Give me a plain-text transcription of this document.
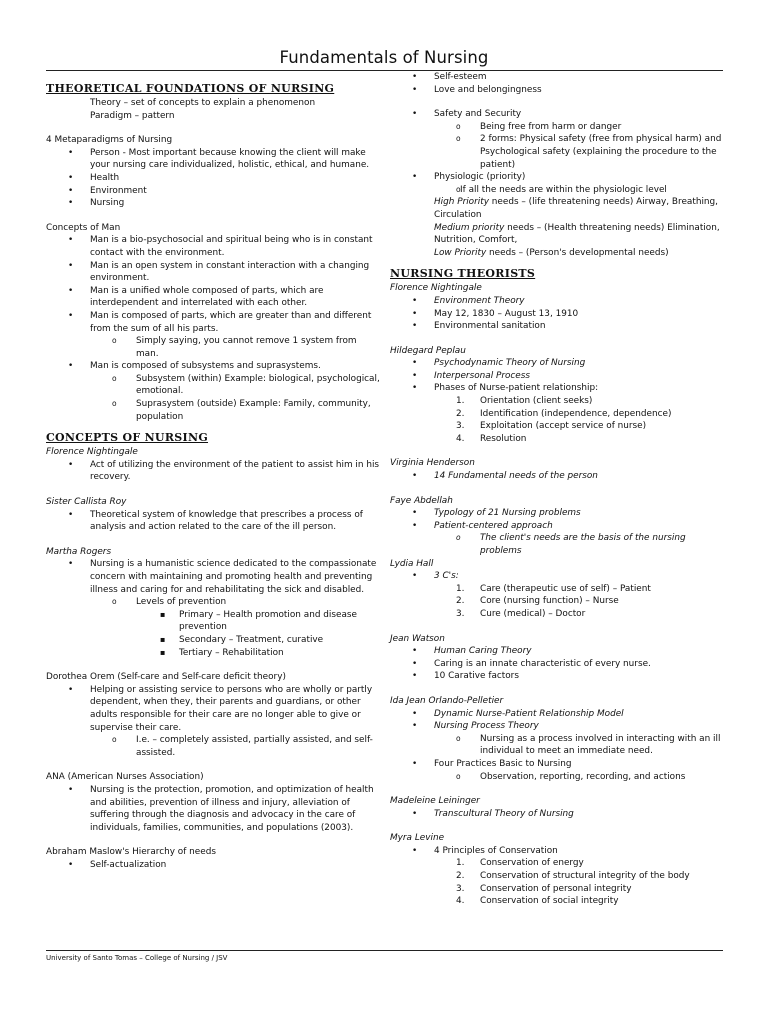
Fundamentals of Nursing
THEORETICAL FOUNDATIONS OF NURSING
Theory – set of concepts to explain a phenomenon
Paradigm – pattern
4 Metaparadigms of Nursing
• Person - Most important because knowing the client will make your nursing care individualized, holistic, ethical, and humane.
• Health
• Environment
• Nursing
Concepts of Man
• Man is a bio-psychosocial and spiritual being who is in constant contact with the environment.
• Man is an open system in constant interaction with a changing environment.
• Man is a unified whole composed of parts, which are interdependent and interrelated with each other.
• Man is composed of parts, which are greater than and different from the sum of all his parts.
o Simply saying, you cannot remove 1 system from man.
• Man is composed of subsystems and suprasystems.
o Subsystem (within) Example: biological, psychological, emotional.
o Suprasystem (outside) Example: Family, community, population
CONCEPTS OF NURSING
Florence Nightingale
• Act of utilizing the environment of the patient to assist him in his recovery.
Sister Callista Roy
• Theoretical system of knowledge that prescribes a process of analysis and action related to the care of the ill person.
Martha Rogers
• Nursing is a humanistic science dedicated to the compassionate concern with maintaining and promoting health and preventing illness and caring for and rehabilitating the sick and disabled.
o Levels of prevention
▪ Primary – Health promotion and disease prevention
▪ Secondary – Treatment, curative
▪ Tertiary – Rehabilitation
Dorothea Orem (Self-care and Self-care deficit theory)
• Helping or assisting service to persons who are wholly or partly dependent, when they, their parents and guardians, or other adults responsible for their care are no longer able to give or supervise their care.
o I.e. – completely assisted, partially assisted, and self-assisted.
ANA (American Nurses Association)
• Nursing is the protection, promotion, and optimization of health and abilities, prevention of illness and injury, alleviation of suffering through the diagnosis and advocacy in the care of individuals, families, communities, and populations (2003).
Abraham Maslow's Hierarchy of needs
• Self-actualization
• Self-esteem
• Love and belongingness
• Safety and Security
o Being free from harm or danger
o 2 forms: Physical safety (free from physical harm) and Psychological safety (explaining the procedure to the patient)
• Physiologic (priority)
o If all the needs are within the physiologic level
High Priority needs – (life threatening needs) Airway, Breathing, Circulation
Medium priority needs – (Health threatening needs) Elimination, Nutrition, Comfort,
Low Priority needs – (Person's developmental needs)
NURSING THEORISTS
Florence Nightingale
• Environment Theory
• May 12, 1830 – August 13, 1910
• Environmental sanitation
Hildegard Peplau
• Psychodynamic Theory of Nursing
• Interpersonal Process
• Phases of Nurse-patient relationship:
1. Orientation (client seeks)
2. Identification (independence, dependence)
3. Exploitation (accept service of nurse)
4. Resolution
Virginia Henderson
• 14 Fundamental needs of the person
Faye Abdellah
• Typology of 21 Nursing problems
• Patient-centered approach
o The client's needs are the basis of the nursing problems
Lydia Hall
• 3 C's:
1. Care (therapeutic use of self) – Patient
2. Core (nursing function) – Nurse
3. Cure (medical) – Doctor
Jean Watson
• Human Caring Theory
• Caring is an innate characteristic of every nurse.
• 10 Carative factors
Ida Jean Orlando-Pelletier
• Dynamic Nurse-Patient Relationship Model
• Nursing Process Theory
o Nursing as a process involved in interacting with an ill individual to meet an immediate need.
• Four Practices Basic to Nursing
o Observation, reporting, recording, and actions
Madeleine Leininger
• Transcultural Theory of Nursing
Myra Levine
• 4 Principles of Conservation
1. Conservation of energy
2. Conservation of structural integrity of the body
3. Conservation of personal integrity
4. Conservation of social integrity
University of Santo Tomas – College of Nursing / JSV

────────────────

* _Set exercise_
Search the preceding listing for "promotion" and extract every line where it is found.

* _Task answer_
▪ Primary – Health promotion and disease prevention
• Nursing is the protection, promotion, and optimization of health and abilities, prevention of illness and injury, alleviation of suffering through the diagnosis and advocacy in the care of individuals, families, communities, and populations (2003).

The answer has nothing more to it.